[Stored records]
%%
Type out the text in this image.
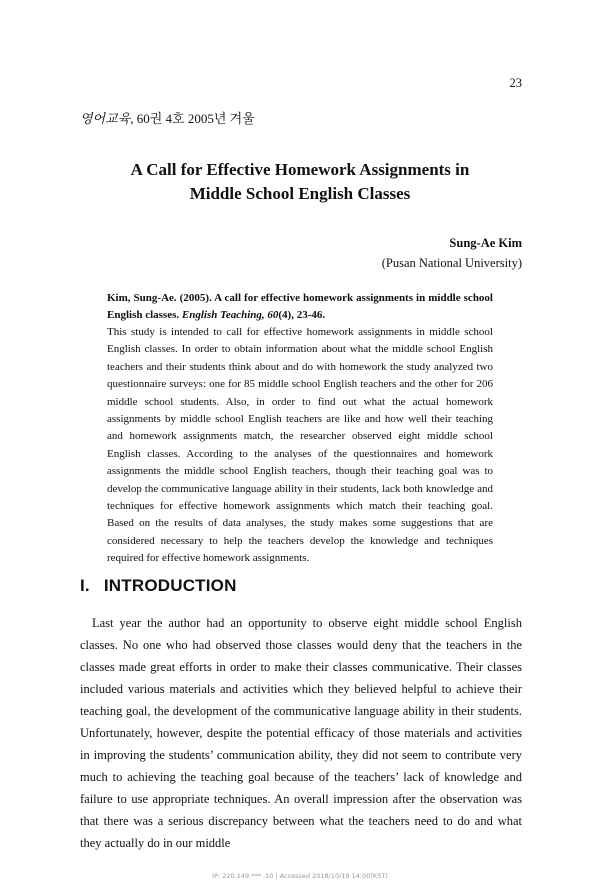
23
영어교육, 60권 4호 2005년 겨울
A Call for Effective Homework Assignments in
Middle School English Classes
Sung-Ae Kim
(Pusan National University)
Kim, Sung-Ae. (2005). A call for effective homework assignments in middle school English classes. English Teaching, 60(4), 23-46.
This study is intended to call for effective homework assignments in middle school English classes. In order to obtain information about what the middle school English teachers and their students think about and do with homework the study analyzed two questionnaire surveys: one for 85 middle school English teachers and the other for 206 middle school students. Also, in order to find out what the actual homework assignments by middle school English teachers are like and how well their teaching and homework assignments match, the researcher observed eight middle school English classes. According to the analyses of the questionnaires and homework assignments the middle school English teachers, though their teaching goal was to develop the communicative language ability in their students, lack both knowledge and techniques for effective homework assignments which match their teaching goal. Based on the results of data analyses, the study makes some suggestions that are considered necessary to help the teachers develop the knowledge and techniques required for effective homework assignments.
I. INTRODUCTION

Last year the author had an opportunity to observe eight middle school English classes. No one who had observed those classes would deny that the teachers in the classes made great efforts in order to make their classes communicative. Their classes included various materials and activities which they believed helpful to achieve their teaching goal, the development of the communicative language ability in their students. Unfortunately, however, despite the potential efficacy of those materials and activities in improving the students’ communication ability, they did not seem to contribute very much to achieving the teaching goal because of the teachers’ lack of knowledge and failure to use appropriate techniques. An overall impression after the observation was that there was a serious discrepancy between what the teachers need to do and what they actually do in our middle

IP: 220.149.*** .10 | Accessed 2018/10/19 14:00(KST)
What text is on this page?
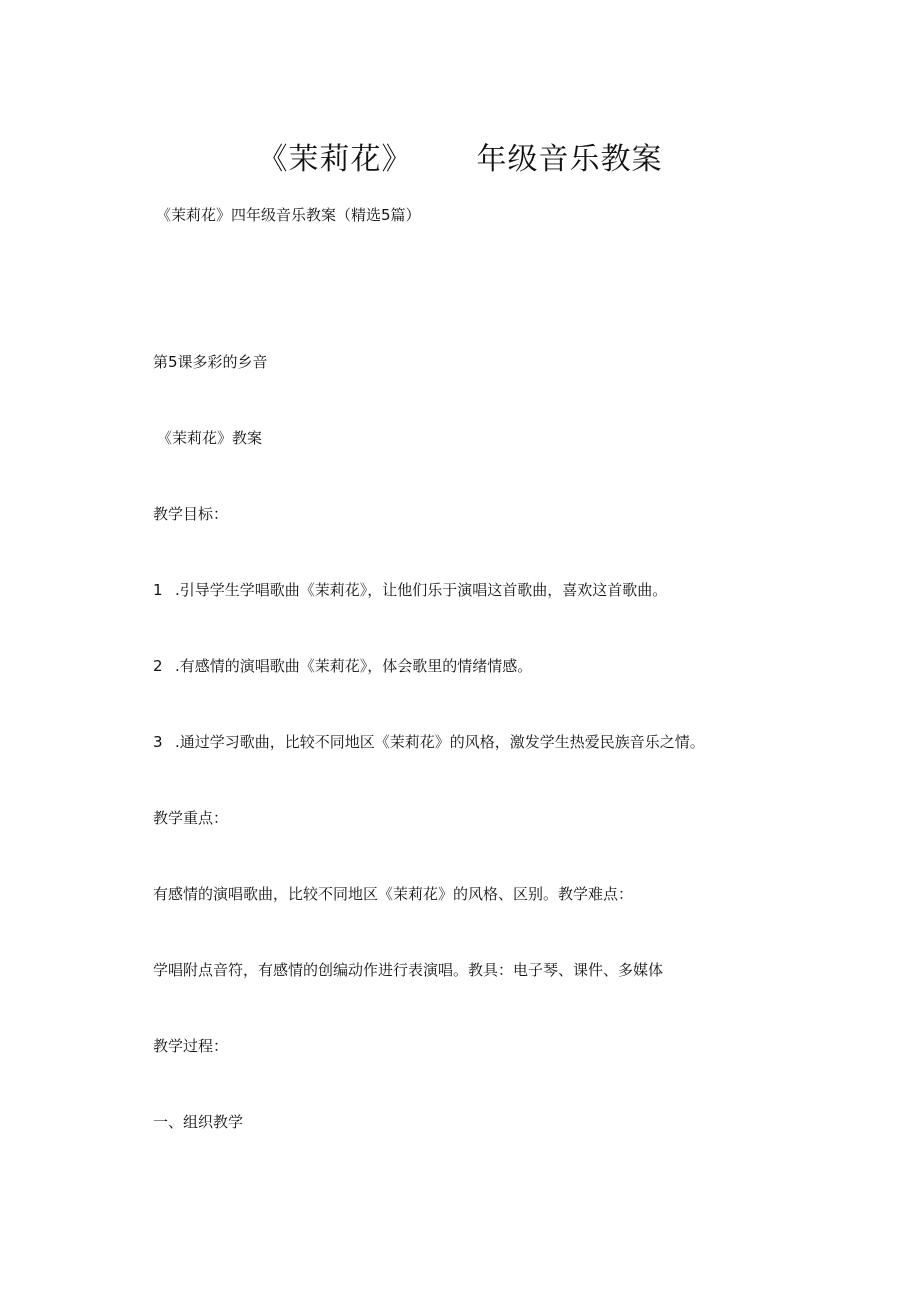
《茉莉花》 年级音乐教案
《茉莉花》四年级音乐教案（精选5篇）
第5课多彩的乡音
《茉莉花》教案
教学目标：
1 .引导学生学唱歌曲《茉莉花》，让他们乐于演唱这首歌曲，喜欢这首歌曲。
2 .有感情的演唱歌曲《茉莉花》，体会歌里的情绪情感。
3 .通过学习歌曲，比较不同地区《茉莉花》的风格，激发学生热爱民族音乐之情。
教学重点：
有感情的演唱歌曲，比较不同地区《茉莉花》的风格、区别。教学难点：
学唱附点音符，有感情的创编动作进行表演唱。教具：电子琴、课件、多媒体
教学过程：
一、组织教学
%%
## [Job]
Output the records above exactly; leave out the pictures.

## [Written response]
Type out the text in this image.
23
영어교육, 60권 4호 2005년 겨울
A Call for Effective Homework Assignments in
Middle School English Classes
Sung-Ae Kim
(Pusan National University)
Kim, Sung-Ae. (2005). A call for effective homework assignments in middle school English classes. English Teaching, 60(4), 23-46.
This study is intended to call for effective homework assignments in middle school English classes. In order to obtain information about what the middle school English teachers and their students think about and do with homework the study analyzed two questionnaire surveys: one for 85 middle school English teachers and the other for 206 middle school students. Also, in order to find out what the actual homework assignments by middle school English teachers are like and how well their teaching and homework assignments match, the researcher observed eight middle school English classes. According to the analyses of the questionnaires and homework assignments the middle school English teachers, though their teaching goal was to develop the communicative language ability in their students, lack both knowledge and techniques for effective homework assignments which match their teaching goal. Based on the results of data analyses, the study makes some suggestions that are considered necessary to help the teachers develop the knowledge and techniques required for effective homework assignments.
I. INTRODUCTION

Last year the author had an opportunity to observe eight middle school English classes. No one who had observed those classes would deny that the teachers in the classes made great efforts in order to make their classes communicative. Their classes included various materials and activities which they believed helpful to achieve their teaching goal, the development of the communicative language ability in their students. Unfortunately, however, despite the potential efficacy of those materials and activities in improving the students’ communication ability, they did not seem to contribute very much to achieving the teaching goal because of the teachers’ lack of knowledge and failure to use appropriate techniques. An overall impression after the observation was that there was a serious discrepancy between what the teachers need to do and what they actually do in our middle

IP: 220.149.*** .10 | Accessed 2018/10/19 14:00(KST)
What text is on this page?
《茉莉花》 年级音乐教案
《茉莉花》四年级音乐教案（精选5篇）
第5课多彩的乡音
《茉莉花》教案
教学目标：
1 .引导学生学唱歌曲《茉莉花》，让他们乐于演唱这首歌曲，喜欢这首歌曲。
2 .有感情的演唱歌曲《茉莉花》，体会歌里的情绪情感。
3 .通过学习歌曲，比较不同地区《茉莉花》的风格，激发学生热爱民族音乐之情。
教学重点：
有感情的演唱歌曲，比较不同地区《茉莉花》的风格、区别。教学难点：
学唱附点音符，有感情的创编动作进行表演唱。教具：电子琴、课件、多媒体
教学过程：
一、组织教学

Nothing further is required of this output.